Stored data
'''

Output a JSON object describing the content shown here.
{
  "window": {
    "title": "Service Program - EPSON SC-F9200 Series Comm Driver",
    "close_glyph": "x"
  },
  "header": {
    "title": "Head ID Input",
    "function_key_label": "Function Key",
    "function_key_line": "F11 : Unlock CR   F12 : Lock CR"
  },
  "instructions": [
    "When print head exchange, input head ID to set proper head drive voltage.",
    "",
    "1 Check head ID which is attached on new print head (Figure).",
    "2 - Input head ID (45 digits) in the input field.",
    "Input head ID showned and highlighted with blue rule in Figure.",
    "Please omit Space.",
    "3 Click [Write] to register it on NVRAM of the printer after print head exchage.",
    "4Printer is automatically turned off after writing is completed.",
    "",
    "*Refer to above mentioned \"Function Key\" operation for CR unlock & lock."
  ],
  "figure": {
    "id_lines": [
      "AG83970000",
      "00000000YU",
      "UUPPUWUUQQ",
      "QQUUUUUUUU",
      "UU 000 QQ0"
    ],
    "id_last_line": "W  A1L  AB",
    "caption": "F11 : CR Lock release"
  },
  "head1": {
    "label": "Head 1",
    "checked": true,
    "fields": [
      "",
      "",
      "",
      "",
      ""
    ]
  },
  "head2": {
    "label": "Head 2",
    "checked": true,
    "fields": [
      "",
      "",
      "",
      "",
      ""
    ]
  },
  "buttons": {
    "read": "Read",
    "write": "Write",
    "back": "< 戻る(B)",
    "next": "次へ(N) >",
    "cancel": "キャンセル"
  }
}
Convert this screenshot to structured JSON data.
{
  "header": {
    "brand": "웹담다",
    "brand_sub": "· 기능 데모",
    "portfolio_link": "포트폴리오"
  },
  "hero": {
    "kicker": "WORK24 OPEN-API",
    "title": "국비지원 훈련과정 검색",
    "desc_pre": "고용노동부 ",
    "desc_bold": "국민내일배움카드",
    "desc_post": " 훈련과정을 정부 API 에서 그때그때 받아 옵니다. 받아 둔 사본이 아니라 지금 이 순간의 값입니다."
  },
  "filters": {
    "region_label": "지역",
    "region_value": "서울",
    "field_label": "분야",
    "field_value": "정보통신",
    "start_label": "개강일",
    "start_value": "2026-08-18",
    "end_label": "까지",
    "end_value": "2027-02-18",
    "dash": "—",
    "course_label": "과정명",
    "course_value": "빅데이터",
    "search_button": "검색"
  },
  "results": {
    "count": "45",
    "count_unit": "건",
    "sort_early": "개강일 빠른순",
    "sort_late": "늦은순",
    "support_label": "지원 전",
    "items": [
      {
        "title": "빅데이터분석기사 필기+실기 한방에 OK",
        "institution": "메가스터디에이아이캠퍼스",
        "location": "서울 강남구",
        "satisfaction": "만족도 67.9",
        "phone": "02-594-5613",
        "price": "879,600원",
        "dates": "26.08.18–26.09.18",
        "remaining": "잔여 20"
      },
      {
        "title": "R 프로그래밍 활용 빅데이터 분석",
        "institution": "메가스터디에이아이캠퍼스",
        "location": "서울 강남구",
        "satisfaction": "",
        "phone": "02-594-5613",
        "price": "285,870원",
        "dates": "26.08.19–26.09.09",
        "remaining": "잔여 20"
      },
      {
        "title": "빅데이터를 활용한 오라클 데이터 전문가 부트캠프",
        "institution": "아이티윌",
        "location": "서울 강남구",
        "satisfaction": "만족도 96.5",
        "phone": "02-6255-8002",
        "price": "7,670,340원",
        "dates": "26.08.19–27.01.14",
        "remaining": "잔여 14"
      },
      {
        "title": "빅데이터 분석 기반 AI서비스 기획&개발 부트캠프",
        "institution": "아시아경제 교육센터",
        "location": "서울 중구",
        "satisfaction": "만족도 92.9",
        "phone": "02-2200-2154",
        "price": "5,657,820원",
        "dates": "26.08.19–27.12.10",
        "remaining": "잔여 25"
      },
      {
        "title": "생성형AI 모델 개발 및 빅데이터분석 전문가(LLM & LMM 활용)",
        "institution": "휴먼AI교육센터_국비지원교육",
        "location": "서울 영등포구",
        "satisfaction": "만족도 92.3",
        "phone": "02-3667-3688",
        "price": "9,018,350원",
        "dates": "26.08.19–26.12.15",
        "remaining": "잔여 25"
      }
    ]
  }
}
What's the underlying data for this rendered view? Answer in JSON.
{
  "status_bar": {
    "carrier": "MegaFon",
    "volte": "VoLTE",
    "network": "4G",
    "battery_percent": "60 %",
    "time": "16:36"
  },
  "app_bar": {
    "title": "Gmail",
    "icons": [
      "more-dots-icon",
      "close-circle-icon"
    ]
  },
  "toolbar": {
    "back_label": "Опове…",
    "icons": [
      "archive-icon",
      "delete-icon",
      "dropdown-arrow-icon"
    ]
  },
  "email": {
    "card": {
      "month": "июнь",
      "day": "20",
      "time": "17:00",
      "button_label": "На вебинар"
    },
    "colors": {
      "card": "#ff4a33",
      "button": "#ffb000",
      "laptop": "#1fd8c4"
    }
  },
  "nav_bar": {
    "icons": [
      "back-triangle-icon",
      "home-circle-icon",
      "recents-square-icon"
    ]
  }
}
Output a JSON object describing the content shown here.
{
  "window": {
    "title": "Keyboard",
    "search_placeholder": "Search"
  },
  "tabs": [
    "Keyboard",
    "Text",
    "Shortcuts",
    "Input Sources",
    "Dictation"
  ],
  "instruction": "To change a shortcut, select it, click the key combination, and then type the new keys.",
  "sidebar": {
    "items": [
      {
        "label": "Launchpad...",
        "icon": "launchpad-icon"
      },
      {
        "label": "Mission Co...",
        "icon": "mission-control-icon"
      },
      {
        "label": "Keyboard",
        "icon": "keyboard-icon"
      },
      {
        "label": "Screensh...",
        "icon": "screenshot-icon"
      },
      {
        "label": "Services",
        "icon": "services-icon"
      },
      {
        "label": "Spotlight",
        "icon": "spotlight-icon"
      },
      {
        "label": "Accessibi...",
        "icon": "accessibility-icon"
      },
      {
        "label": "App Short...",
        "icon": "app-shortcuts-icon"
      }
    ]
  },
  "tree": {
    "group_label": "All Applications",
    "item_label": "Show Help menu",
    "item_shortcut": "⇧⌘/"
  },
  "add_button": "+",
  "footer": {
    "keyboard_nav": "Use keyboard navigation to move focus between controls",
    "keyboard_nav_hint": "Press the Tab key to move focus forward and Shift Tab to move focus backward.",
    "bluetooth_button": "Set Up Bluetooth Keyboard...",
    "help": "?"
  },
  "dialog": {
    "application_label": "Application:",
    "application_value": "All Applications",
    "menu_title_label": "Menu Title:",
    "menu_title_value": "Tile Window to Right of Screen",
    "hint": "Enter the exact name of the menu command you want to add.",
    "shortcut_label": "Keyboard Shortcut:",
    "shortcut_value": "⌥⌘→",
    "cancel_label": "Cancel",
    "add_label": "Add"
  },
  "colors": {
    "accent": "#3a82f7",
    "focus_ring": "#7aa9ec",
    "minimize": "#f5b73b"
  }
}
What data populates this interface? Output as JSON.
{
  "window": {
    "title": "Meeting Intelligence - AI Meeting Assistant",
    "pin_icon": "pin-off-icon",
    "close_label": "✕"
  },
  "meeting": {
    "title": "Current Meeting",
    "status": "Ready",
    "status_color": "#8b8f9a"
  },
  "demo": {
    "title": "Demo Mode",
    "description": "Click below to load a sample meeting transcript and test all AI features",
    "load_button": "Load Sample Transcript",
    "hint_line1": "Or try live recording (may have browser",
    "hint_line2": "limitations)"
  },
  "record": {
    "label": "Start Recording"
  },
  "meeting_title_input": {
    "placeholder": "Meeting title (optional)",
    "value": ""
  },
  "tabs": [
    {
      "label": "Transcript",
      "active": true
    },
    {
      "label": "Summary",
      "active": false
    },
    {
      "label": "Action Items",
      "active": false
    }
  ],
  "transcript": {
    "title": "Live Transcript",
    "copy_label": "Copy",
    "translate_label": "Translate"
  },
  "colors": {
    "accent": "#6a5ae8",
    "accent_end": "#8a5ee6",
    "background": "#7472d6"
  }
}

'''

The answer is a single number, the count of lines in the records that contain the string "What".

▸ RESPONSE
2